Stored data entries

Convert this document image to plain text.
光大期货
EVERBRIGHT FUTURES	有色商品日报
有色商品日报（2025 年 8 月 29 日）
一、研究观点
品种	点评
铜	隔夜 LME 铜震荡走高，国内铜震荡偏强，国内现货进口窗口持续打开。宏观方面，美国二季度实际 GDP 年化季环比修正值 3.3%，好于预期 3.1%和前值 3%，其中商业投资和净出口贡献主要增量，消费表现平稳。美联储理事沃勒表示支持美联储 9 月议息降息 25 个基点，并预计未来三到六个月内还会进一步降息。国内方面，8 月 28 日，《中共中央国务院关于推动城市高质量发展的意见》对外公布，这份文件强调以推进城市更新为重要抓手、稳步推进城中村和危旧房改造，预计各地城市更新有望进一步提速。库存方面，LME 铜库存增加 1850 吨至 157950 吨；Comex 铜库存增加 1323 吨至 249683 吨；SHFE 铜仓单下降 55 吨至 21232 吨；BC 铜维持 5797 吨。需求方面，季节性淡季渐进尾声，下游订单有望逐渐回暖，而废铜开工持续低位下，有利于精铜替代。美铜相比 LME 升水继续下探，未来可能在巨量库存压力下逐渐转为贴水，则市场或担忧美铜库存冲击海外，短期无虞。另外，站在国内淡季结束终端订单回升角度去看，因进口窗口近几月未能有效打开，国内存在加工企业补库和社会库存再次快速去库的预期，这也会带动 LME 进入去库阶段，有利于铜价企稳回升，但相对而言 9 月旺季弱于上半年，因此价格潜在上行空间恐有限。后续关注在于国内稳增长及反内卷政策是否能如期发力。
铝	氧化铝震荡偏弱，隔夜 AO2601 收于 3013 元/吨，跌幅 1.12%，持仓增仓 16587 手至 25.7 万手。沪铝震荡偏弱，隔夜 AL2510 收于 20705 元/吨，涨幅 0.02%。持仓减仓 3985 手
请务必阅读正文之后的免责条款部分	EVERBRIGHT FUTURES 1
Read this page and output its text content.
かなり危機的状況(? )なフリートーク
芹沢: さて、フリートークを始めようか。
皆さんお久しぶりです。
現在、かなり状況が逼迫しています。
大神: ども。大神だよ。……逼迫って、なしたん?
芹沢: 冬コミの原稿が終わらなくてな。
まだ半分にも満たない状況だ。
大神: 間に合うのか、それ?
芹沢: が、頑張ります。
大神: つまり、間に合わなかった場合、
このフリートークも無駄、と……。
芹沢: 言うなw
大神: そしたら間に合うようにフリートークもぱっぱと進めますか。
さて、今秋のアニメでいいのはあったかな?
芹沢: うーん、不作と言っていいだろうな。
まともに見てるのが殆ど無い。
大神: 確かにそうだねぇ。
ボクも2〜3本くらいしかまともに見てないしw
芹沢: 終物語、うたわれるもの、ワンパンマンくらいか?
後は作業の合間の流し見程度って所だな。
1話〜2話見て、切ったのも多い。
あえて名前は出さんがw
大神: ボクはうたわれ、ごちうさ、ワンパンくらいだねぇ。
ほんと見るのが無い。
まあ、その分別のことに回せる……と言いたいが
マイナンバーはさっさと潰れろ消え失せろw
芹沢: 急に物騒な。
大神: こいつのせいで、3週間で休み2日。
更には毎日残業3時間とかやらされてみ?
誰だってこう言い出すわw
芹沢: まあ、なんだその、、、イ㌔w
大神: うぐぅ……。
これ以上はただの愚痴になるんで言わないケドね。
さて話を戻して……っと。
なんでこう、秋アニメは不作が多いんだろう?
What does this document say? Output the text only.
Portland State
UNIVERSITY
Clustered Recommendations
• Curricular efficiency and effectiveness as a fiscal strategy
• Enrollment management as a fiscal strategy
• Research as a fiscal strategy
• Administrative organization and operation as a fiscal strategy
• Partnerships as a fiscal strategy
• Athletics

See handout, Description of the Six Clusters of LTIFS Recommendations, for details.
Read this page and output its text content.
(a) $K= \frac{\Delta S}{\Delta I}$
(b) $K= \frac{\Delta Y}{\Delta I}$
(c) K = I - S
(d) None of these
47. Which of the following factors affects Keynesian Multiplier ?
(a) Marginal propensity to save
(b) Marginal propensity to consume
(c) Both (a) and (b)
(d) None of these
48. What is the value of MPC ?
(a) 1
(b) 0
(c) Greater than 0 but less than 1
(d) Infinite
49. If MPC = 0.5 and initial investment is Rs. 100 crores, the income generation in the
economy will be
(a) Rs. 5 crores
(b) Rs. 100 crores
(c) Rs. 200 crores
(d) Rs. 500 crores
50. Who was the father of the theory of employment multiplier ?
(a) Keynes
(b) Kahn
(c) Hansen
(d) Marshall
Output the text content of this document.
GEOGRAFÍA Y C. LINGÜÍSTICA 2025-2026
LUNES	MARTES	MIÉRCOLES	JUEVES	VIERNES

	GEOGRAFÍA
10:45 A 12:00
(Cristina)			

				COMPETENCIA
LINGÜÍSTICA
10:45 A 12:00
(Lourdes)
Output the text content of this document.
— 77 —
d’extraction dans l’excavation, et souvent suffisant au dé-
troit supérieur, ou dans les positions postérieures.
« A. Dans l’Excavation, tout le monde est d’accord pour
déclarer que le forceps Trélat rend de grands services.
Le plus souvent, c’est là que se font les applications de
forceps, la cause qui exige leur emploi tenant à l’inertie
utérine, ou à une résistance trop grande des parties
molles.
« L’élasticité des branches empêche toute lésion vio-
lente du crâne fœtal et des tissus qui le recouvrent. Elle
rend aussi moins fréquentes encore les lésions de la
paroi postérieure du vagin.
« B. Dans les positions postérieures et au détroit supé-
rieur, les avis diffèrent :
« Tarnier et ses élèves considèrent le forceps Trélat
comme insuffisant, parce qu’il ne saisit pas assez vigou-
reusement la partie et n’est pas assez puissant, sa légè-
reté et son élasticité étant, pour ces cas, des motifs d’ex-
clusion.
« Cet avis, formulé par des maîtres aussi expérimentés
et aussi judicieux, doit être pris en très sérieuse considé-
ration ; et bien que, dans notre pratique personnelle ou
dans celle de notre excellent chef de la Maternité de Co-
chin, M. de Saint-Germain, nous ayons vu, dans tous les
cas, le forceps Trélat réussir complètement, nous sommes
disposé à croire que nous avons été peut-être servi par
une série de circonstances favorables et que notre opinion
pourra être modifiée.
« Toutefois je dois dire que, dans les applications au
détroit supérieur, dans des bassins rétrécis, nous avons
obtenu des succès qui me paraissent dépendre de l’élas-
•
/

Directions for this task —
Copy out the lines that hold "FUTURES".

Answer to the problem —
EVERBRIGHT FUTURES	有色商品日报
请务必阅读正文之后的免责条款部分	EVERBRIGHT FUTURES 1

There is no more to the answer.